Data in this exercise:
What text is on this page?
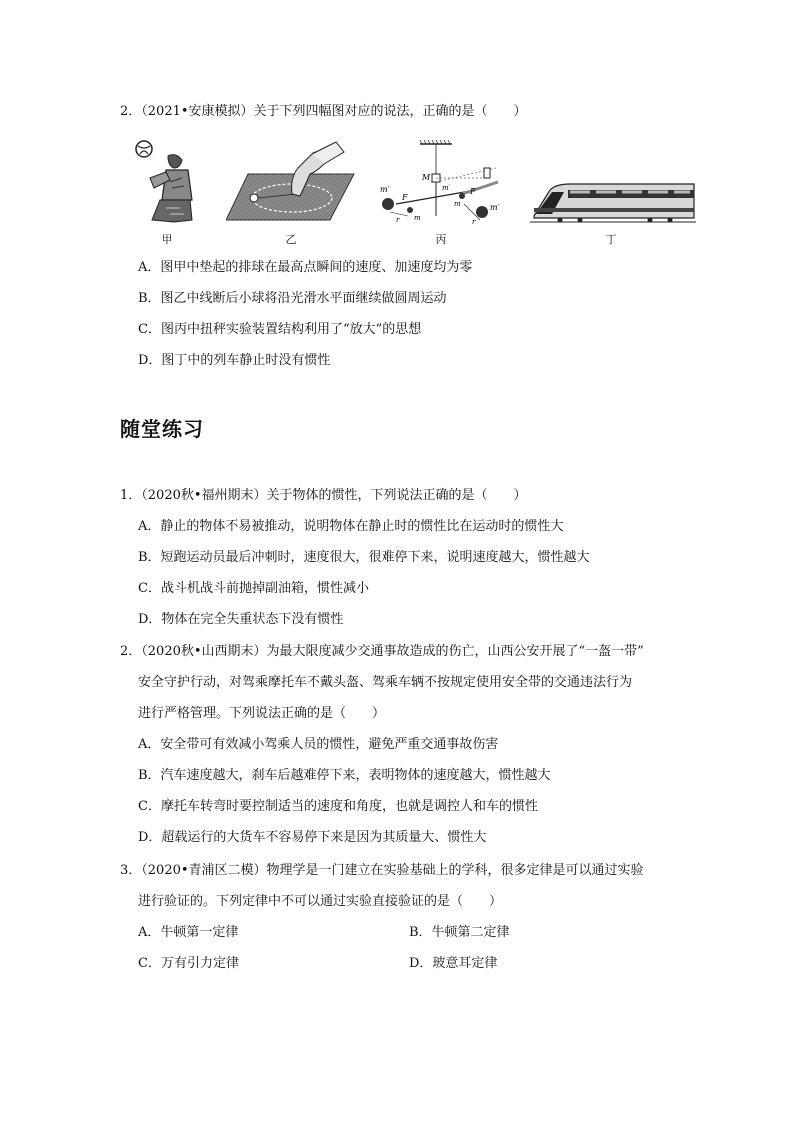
2．（2021•安康模拟）关于下列四幅图对应的说法，正确的是（　　）
甲	乙
m′
F
r m
M
m′ F
m
r
m′
丙	丁
A．图甲中垫起的排球在最高点瞬间的速度、加速度均为零
B．图乙中线断后小球将沿光滑水平面继续做圆周运动
C．图丙中扭秤实验装置结构利用了“放大”的思想
D．图丁中的列车静止时没有惯性
随堂练习
1．（2020秋•福州期末）关于物体的惯性，下列说法正确的是（　　）
A．静止的物体不易被推动，说明物体在静止时的惯性比在运动时的惯性大
B．短跑运动员最后冲刺时，速度很大，很难停下来，说明速度越大，惯性越大
C．战斗机战斗前抛掉副油箱，惯性减小
D．物体在完全失重状态下没有惯性
2．（2020秋•山西期末）为最大限度减少交通事故造成的伤亡，山西公安开展了“一盔一带”
安全守护行动，对驾乘摩托车不戴头盔、驾乘车辆不按规定使用安全带的交通违法行为
进行严格管理。下列说法正确的是（　　）
A．安全带可有效减小驾乘人员的惯性，避免严重交通事故伤害
B．汽车速度越大，刹车后越难停下来，表明物体的速度越大，惯性越大
C．摩托车转弯时要控制适当的速度和角度，也就是调控人和车的惯性
D．超载运行的大货车不容易停下来是因为其质量大、惯性大
3．（2020•青浦区二模）物理学是一门建立在实验基础上的学科，很多定律是可以通过实验
进行验证的。下列定律中不可以通过实验直接验证的是（　　）
A．牛顿第一定律	B．牛顿第二定律
C．万有引力定律	D．玻意耳定律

Directions: The material above holds pictures; copy everything else in it exactly.

Response to the task:
What text is on this page?
2．（2021•安康模拟）关于下列四幅图对应的说法，正确的是（　　）
甲	乙
m′
F
r m
M
m′ F
m
r
m′
丙	丁
A．图甲中垫起的排球在最高点瞬间的速度、加速度均为零
B．图乙中线断后小球将沿光滑水平面继续做圆周运动
C．图丙中扭秤实验装置结构利用了“放大”的思想
D．图丁中的列车静止时没有惯性
随堂练习
1．（2020秋•福州期末）关于物体的惯性，下列说法正确的是（　　）
A．静止的物体不易被推动，说明物体在静止时的惯性比在运动时的惯性大
B．短跑运动员最后冲刺时，速度很大，很难停下来，说明速度越大，惯性越大
C．战斗机战斗前抛掉副油箱，惯性减小
D．物体在完全失重状态下没有惯性
2．（2020秋•山西期末）为最大限度减少交通事故造成的伤亡，山西公安开展了“一盔一带”
安全守护行动，对驾乘摩托车不戴头盔、驾乘车辆不按规定使用安全带的交通违法行为
进行严格管理。下列说法正确的是（　　）
A．安全带可有效减小驾乘人员的惯性，避免严重交通事故伤害
B．汽车速度越大，刹车后越难停下来，表明物体的速度越大，惯性越大
C．摩托车转弯时要控制适当的速度和角度，也就是调控人和车的惯性
D．超载运行的大货车不容易停下来是因为其质量大、惯性大
3．（2020•青浦区二模）物理学是一门建立在实验基础上的学科，很多定律是可以通过实验
进行验证的。下列定律中不可以通过实验直接验证的是（　　）
A．牛顿第一定律	B．牛顿第二定律
C．万有引力定律	D．玻意耳定律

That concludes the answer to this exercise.